— Start of Record extracts —
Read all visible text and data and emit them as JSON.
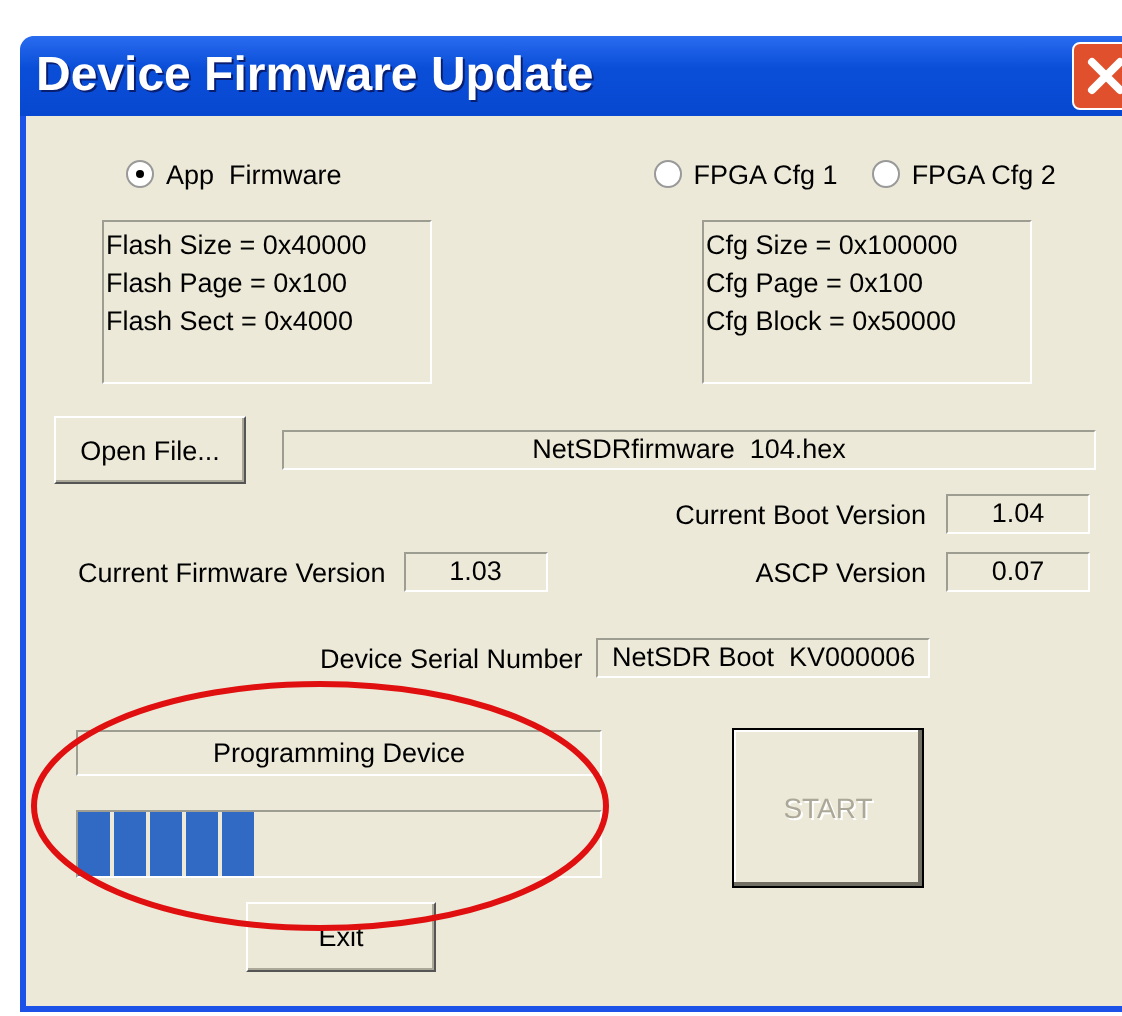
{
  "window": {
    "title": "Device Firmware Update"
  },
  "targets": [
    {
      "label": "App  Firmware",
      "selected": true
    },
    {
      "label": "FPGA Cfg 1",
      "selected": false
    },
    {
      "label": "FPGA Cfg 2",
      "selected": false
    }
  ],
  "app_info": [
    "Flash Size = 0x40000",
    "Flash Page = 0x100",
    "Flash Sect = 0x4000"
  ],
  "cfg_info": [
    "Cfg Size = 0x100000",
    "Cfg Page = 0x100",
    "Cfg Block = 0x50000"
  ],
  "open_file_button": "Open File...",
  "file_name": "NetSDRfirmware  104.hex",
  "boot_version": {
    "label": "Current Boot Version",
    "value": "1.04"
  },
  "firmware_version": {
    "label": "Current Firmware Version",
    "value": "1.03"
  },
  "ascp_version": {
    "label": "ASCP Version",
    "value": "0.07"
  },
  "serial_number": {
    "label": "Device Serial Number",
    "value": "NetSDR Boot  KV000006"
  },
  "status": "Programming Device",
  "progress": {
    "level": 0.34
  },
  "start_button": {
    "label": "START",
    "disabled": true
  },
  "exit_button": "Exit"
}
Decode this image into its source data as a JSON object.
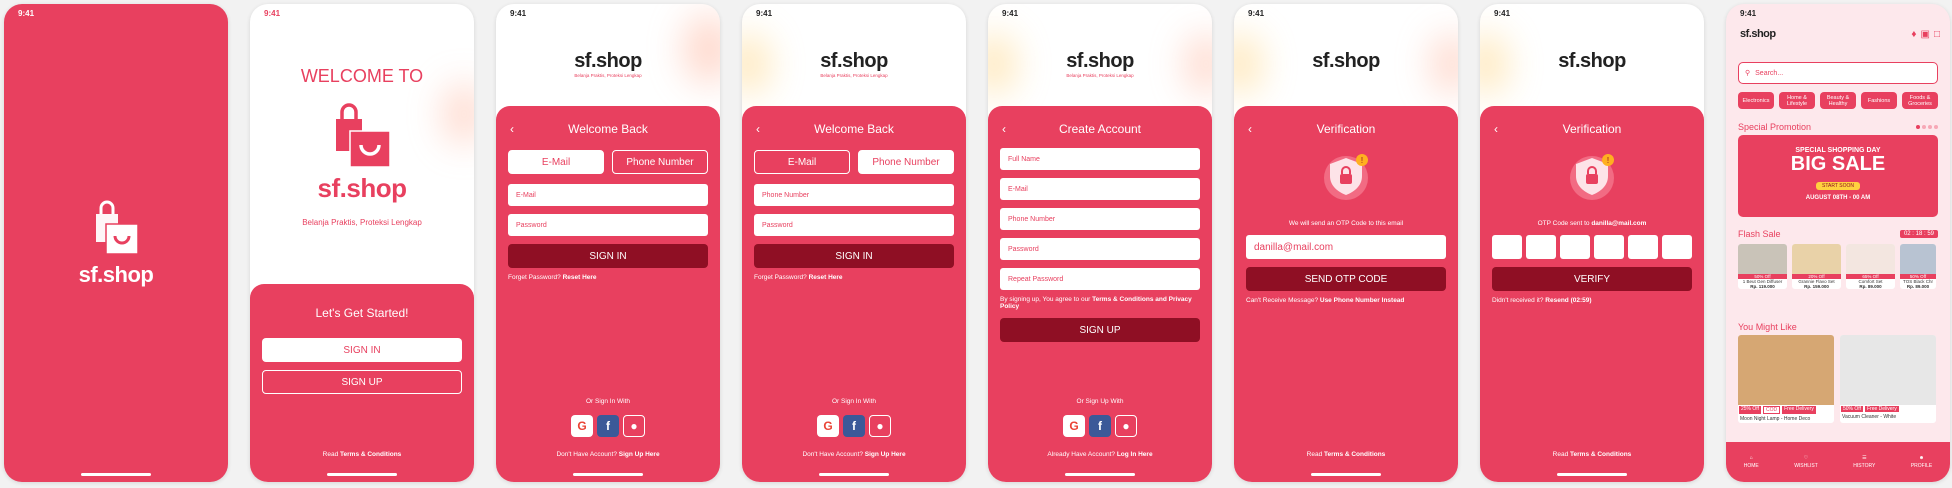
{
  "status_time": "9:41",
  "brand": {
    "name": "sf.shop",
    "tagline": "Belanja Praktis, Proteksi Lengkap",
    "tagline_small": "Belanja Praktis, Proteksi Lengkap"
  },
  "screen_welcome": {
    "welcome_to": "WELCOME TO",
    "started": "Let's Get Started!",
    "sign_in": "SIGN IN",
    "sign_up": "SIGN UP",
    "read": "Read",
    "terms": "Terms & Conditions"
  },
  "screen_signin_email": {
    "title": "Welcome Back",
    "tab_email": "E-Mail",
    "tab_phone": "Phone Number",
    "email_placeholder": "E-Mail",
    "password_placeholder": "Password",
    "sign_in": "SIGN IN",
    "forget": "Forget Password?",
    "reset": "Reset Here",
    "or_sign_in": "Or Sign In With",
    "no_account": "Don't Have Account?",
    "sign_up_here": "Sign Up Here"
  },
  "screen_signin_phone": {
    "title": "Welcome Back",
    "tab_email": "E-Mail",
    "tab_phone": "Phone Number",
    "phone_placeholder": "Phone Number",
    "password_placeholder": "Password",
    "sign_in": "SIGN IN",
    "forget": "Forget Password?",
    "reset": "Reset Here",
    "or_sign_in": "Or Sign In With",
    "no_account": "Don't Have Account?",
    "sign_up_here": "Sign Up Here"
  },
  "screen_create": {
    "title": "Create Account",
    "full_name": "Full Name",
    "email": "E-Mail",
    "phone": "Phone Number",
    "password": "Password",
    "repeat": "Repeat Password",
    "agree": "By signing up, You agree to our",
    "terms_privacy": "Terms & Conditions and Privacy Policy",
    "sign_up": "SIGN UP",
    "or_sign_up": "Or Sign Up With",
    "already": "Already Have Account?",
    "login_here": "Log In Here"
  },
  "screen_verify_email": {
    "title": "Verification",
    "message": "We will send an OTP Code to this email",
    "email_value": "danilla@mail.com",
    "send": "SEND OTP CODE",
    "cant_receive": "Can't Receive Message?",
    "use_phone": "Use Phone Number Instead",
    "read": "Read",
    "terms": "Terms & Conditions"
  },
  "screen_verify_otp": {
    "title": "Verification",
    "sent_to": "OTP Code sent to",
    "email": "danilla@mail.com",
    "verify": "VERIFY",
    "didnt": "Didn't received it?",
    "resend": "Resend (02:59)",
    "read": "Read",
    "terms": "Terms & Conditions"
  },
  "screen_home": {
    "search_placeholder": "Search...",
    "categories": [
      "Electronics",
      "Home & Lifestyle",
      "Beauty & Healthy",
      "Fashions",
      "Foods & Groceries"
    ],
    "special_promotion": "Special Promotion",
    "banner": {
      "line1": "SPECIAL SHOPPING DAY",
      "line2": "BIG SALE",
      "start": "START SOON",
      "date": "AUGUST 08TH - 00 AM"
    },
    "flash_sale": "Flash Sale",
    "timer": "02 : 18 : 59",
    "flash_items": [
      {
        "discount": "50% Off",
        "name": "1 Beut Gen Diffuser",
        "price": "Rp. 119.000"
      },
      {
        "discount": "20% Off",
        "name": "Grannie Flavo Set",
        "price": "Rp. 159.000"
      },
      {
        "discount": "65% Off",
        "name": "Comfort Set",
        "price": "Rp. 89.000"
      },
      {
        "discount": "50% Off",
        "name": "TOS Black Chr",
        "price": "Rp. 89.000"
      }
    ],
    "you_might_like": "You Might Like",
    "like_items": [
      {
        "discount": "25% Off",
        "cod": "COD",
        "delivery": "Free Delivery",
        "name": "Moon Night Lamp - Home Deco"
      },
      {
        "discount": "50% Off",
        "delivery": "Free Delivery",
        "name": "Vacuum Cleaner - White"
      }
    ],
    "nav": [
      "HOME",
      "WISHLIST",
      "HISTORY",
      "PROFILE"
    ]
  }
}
— End of Record extracts —
> _Task requirements_
Transcribe every line in the entries above, taking out only the images.

> _Exercise solution_
Read all visible text and data and emit them as JSON.
{
  "window": {
    "title": "Device Firmware Update"
  },
  "targets": [
    {
      "label": "App  Firmware",
      "selected": true
    },
    {
      "label": "FPGA Cfg 1",
      "selected": false
    },
    {
      "label": "FPGA Cfg 2",
      "selected": false
    }
  ],
  "app_info": [
    "Flash Size = 0x40000",
    "Flash Page = 0x100",
    "Flash Sect = 0x4000"
  ],
  "cfg_info": [
    "Cfg Size = 0x100000",
    "Cfg Page = 0x100",
    "Cfg Block = 0x50000"
  ],
  "open_file_button": "Open File...",
  "file_name": "NetSDRfirmware  104.hex",
  "boot_version": {
    "label": "Current Boot Version",
    "value": "1.04"
  },
  "firmware_version": {
    "label": "Current Firmware Version",
    "value": "1.03"
  },
  "ascp_version": {
    "label": "ASCP Version",
    "value": "0.07"
  },
  "serial_number": {
    "label": "Device Serial Number",
    "value": "NetSDR Boot  KV000006"
  },
  "status": "Programming Device",
  "progress": {
    "level": 0.34
  },
  "start_button": {
    "label": "START",
    "disabled": true
  },
  "exit_button": "Exit"
}
Decode this image into its source data as a JSON object.
{
  "status_time": "9:41",
  "brand": {
    "name": "sf.shop",
    "tagline": "Belanja Praktis, Proteksi Lengkap",
    "tagline_small": "Belanja Praktis, Proteksi Lengkap"
  },
  "screen_welcome": {
    "welcome_to": "WELCOME TO",
    "started": "Let's Get Started!",
    "sign_in": "SIGN IN",
    "sign_up": "SIGN UP",
    "read": "Read",
    "terms": "Terms & Conditions"
  },
  "screen_signin_email": {
    "title": "Welcome Back",
    "tab_email": "E-Mail",
    "tab_phone": "Phone Number",
    "email_placeholder": "E-Mail",
    "password_placeholder": "Password",
    "sign_in": "SIGN IN",
    "forget": "Forget Password?",
    "reset": "Reset Here",
    "or_sign_in": "Or Sign In With",
    "no_account": "Don't Have Account?",
    "sign_up_here": "Sign Up Here"
  },
  "screen_signin_phone": {
    "title": "Welcome Back",
    "tab_email": "E-Mail",
    "tab_phone": "Phone Number",
    "phone_placeholder": "Phone Number",
    "password_placeholder": "Password",
    "sign_in": "SIGN IN",
    "forget": "Forget Password?",
    "reset": "Reset Here",
    "or_sign_in": "Or Sign In With",
    "no_account": "Don't Have Account?",
    "sign_up_here": "Sign Up Here"
  },
  "screen_create": {
    "title": "Create Account",
    "full_name": "Full Name",
    "email": "E-Mail",
    "phone": "Phone Number",
    "password": "Password",
    "repeat": "Repeat Password",
    "agree": "By signing up, You agree to our",
    "terms_privacy": "Terms & Conditions and Privacy Policy",
    "sign_up": "SIGN UP",
    "or_sign_up": "Or Sign Up With",
    "already": "Already Have Account?",
    "login_here": "Log In Here"
  },
  "screen_verify_email": {
    "title": "Verification",
    "message": "We will send an OTP Code to this email",
    "email_value": "danilla@mail.com",
    "send": "SEND OTP CODE",
    "cant_receive": "Can't Receive Message?",
    "use_phone": "Use Phone Number Instead",
    "read": "Read",
    "terms": "Terms & Conditions"
  },
  "screen_verify_otp": {
    "title": "Verification",
    "sent_to": "OTP Code sent to",
    "email": "danilla@mail.com",
    "verify": "VERIFY",
    "didnt": "Didn't received it?",
    "resend": "Resend (02:59)",
    "read": "Read",
    "terms": "Terms & Conditions"
  },
  "screen_home": {
    "search_placeholder": "Search...",
    "categories": [
      "Electronics",
      "Home & Lifestyle",
      "Beauty & Healthy",
      "Fashions",
      "Foods & Groceries"
    ],
    "special_promotion": "Special Promotion",
    "banner": {
      "line1": "SPECIAL SHOPPING DAY",
      "line2": "BIG SALE",
      "start": "START SOON",
      "date": "AUGUST 08TH - 00 AM"
    },
    "flash_sale": "Flash Sale",
    "timer": "02 : 18 : 59",
    "flash_items": [
      {
        "discount": "50% Off",
        "name": "1 Beut Gen Diffuser",
        "price": "Rp. 119.000"
      },
      {
        "discount": "20% Off",
        "name": "Grannie Flavo Set",
        "price": "Rp. 159.000"
      },
      {
        "discount": "65% Off",
        "name": "Comfort Set",
        "price": "Rp. 89.000"
      },
      {
        "discount": "50% Off",
        "name": "TOS Black Chr",
        "price": "Rp. 89.000"
      }
    ],
    "you_might_like": "You Might Like",
    "like_items": [
      {
        "discount": "25% Off",
        "cod": "COD",
        "delivery": "Free Delivery",
        "name": "Moon Night Lamp - Home Deco"
      },
      {
        "discount": "50% Off",
        "delivery": "Free Delivery",
        "name": "Vacuum Cleaner - White"
      }
    ],
    "nav": [
      "HOME",
      "WISHLIST",
      "HISTORY",
      "PROFILE"
    ]
  }
}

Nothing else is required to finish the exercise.